[THE PROBLEM] Print the entire listing. Each line must match the original exactly.

## Start DATA TO PROCESS

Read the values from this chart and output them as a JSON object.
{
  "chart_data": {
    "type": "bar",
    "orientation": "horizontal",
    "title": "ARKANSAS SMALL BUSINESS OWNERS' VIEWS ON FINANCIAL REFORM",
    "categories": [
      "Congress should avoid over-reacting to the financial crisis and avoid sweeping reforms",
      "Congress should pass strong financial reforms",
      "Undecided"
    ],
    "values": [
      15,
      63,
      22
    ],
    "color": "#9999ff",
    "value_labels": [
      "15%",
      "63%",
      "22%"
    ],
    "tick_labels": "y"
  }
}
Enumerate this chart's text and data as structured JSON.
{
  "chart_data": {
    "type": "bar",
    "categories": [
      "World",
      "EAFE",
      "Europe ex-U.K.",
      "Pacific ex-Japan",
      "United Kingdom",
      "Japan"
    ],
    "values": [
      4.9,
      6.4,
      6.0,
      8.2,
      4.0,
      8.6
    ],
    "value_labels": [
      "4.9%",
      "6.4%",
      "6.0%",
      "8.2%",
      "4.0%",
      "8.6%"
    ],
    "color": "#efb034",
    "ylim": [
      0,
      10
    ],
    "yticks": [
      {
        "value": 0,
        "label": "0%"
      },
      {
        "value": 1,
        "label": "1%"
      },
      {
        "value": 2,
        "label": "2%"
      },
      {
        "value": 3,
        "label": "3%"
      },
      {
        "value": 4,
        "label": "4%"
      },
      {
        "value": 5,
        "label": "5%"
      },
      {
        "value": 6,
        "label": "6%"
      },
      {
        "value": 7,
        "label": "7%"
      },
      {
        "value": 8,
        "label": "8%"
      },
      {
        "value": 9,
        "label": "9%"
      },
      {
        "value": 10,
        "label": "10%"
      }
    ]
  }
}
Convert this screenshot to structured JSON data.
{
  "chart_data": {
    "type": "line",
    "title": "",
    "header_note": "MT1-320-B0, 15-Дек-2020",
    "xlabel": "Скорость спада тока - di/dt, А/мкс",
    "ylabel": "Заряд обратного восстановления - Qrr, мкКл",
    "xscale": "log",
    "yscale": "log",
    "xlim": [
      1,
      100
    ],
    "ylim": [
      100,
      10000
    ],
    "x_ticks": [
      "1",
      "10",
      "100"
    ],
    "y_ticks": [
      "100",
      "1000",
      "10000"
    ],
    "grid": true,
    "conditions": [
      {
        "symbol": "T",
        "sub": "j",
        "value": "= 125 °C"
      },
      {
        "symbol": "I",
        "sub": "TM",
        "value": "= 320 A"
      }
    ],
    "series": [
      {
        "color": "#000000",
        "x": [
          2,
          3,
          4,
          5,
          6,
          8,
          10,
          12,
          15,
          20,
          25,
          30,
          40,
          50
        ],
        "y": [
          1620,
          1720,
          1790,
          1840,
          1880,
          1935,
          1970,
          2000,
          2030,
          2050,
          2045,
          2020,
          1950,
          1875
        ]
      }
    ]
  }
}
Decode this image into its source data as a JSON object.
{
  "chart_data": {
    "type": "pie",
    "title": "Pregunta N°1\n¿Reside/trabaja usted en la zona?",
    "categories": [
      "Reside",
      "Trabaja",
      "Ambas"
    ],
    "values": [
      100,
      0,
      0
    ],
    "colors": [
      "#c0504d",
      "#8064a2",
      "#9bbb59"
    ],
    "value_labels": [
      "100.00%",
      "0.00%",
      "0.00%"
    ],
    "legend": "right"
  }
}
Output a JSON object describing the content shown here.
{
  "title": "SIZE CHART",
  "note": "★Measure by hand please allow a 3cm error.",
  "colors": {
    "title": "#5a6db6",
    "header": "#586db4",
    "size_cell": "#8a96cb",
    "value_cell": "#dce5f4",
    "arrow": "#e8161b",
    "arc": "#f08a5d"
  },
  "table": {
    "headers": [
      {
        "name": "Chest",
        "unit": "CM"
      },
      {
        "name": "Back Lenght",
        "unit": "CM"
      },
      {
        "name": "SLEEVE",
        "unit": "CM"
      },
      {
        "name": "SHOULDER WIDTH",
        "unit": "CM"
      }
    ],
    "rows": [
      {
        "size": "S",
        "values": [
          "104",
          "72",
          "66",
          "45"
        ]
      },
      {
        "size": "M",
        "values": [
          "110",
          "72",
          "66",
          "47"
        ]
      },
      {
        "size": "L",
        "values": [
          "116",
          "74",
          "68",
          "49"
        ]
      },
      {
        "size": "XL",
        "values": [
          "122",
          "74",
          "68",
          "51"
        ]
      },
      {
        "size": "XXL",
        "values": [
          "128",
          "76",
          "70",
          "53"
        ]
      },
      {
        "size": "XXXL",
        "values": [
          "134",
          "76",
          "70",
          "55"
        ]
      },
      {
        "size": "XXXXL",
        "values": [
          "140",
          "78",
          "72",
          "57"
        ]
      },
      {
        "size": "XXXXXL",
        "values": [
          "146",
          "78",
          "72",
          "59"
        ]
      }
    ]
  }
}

## End DATA TO PROCESS

[FINAL ANSWER]
Read the values from this chart and output them as a JSON object.
{
  "chart_data": {
    "type": "bar",
    "orientation": "horizontal",
    "title": "ARKANSAS SMALL BUSINESS OWNERS' VIEWS ON FINANCIAL REFORM",
    "categories": [
      "Congress should avoid over-reacting to the financial crisis and avoid sweeping reforms",
      "Congress should pass strong financial reforms",
      "Undecided"
    ],
    "values": [
      15,
      63,
      22
    ],
    "color": "#9999ff",
    "value_labels": [
      "15%",
      "63%",
      "22%"
    ],
    "tick_labels": "y"
  }
}
Enumerate this chart's text and data as structured JSON.
{
  "chart_data": {
    "type": "bar",
    "categories": [
      "World",
      "EAFE",
      "Europe ex-U.K.",
      "Pacific ex-Japan",
      "United Kingdom",
      "Japan"
    ],
    "values": [
      4.9,
      6.4,
      6.0,
      8.2,
      4.0,
      8.6
    ],
    "value_labels": [
      "4.9%",
      "6.4%",
      "6.0%",
      "8.2%",
      "4.0%",
      "8.6%"
    ],
    "color": "#efb034",
    "ylim": [
      0,
      10
    ],
    "yticks": [
      {
        "value": 0,
        "label": "0%"
      },
      {
        "value": 1,
        "label": "1%"
      },
      {
        "value": 2,
        "label": "2%"
      },
      {
        "value": 3,
        "label": "3%"
      },
      {
        "value": 4,
        "label": "4%"
      },
      {
        "value": 5,
        "label": "5%"
      },
      {
        "value": 6,
        "label": "6%"
      },
      {
        "value": 7,
        "label": "7%"
      },
      {
        "value": 8,
        "label": "8%"
      },
      {
        "value": 9,
        "label": "9%"
      },
      {
        "value": 10,
        "label": "10%"
      }
    ]
  }
}
Convert this screenshot to structured JSON data.
{
  "chart_data": {
    "type": "line",
    "title": "",
    "header_note": "MT1-320-B0, 15-Дек-2020",
    "xlabel": "Скорость спада тока - di/dt, А/мкс",
    "ylabel": "Заряд обратного восстановления - Qrr, мкКл",
    "xscale": "log",
    "yscale": "log",
    "xlim": [
      1,
      100
    ],
    "ylim": [
      100,
      10000
    ],
    "x_ticks": [
      "1",
      "10",
      "100"
    ],
    "y_ticks": [
      "100",
      "1000",
      "10000"
    ],
    "grid": true,
    "conditions": [
      {
        "symbol": "T",
        "sub": "j",
        "value": "= 125 °C"
      },
      {
        "symbol": "I",
        "sub": "TM",
        "value": "= 320 A"
      }
    ],
    "series": [
      {
        "color": "#000000",
        "x": [
          2,
          3,
          4,
          5,
          6,
          8,
          10,
          12,
          15,
          20,
          25,
          30,
          40,
          50
        ],
        "y": [
          1620,
          1720,
          1790,
          1840,
          1880,
          1935,
          1970,
          2000,
          2030,
          2050,
          2045,
          2020,
          1950,
          1875
        ]
      }
    ]
  }
}
Decode this image into its source data as a JSON object.
{
  "chart_data": {
    "type": "pie",
    "title": "Pregunta N°1\n¿Reside/trabaja usted en la zona?",
    "categories": [
      "Reside",
      "Trabaja",
      "Ambas"
    ],
    "values": [
      100,
      0,
      0
    ],
    "colors": [
      "#c0504d",
      "#8064a2",
      "#9bbb59"
    ],
    "value_labels": [
      "100.00%",
      "0.00%",
      "0.00%"
    ],
    "legend": "right"
  }
}
Output a JSON object describing the content shown here.
{
  "title": "SIZE CHART",
  "note": "★Measure by hand please allow a 3cm error.",
  "colors": {
    "title": "#5a6db6",
    "header": "#586db4",
    "size_cell": "#8a96cb",
    "value_cell": "#dce5f4",
    "arrow": "#e8161b",
    "arc": "#f08a5d"
  },
  "table": {
    "headers": [
      {
        "name": "Chest",
        "unit": "CM"
      },
      {
        "name": "Back Lenght",
        "unit": "CM"
      },
      {
        "name": "SLEEVE",
        "unit": "CM"
      },
      {
        "name": "SHOULDER WIDTH",
        "unit": "CM"
      }
    ],
    "rows": [
      {
        "size": "S",
        "values": [
          "104",
          "72",
          "66",
          "45"
        ]
      },
      {
        "size": "M",
        "values": [
          "110",
          "72",
          "66",
          "47"
        ]
      },
      {
        "size": "L",
        "values": [
          "116",
          "74",
          "68",
          "49"
        ]
      },
      {
        "size": "XL",
        "values": [
          "122",
          "74",
          "68",
          "51"
        ]
      },
      {
        "size": "XXL",
        "values": [
          "128",
          "76",
          "70",
          "53"
        ]
      },
      {
        "size": "XXXL",
        "values": [
          "134",
          "76",
          "70",
          "55"
        ]
      },
      {
        "size": "XXXXL",
        "values": [
          "140",
          "78",
          "72",
          "57"
        ]
      },
      {
        "size": "XXXXXL",
        "values": [
          "146",
          "78",
          "72",
          "59"
        ]
      }
    ]
  }
}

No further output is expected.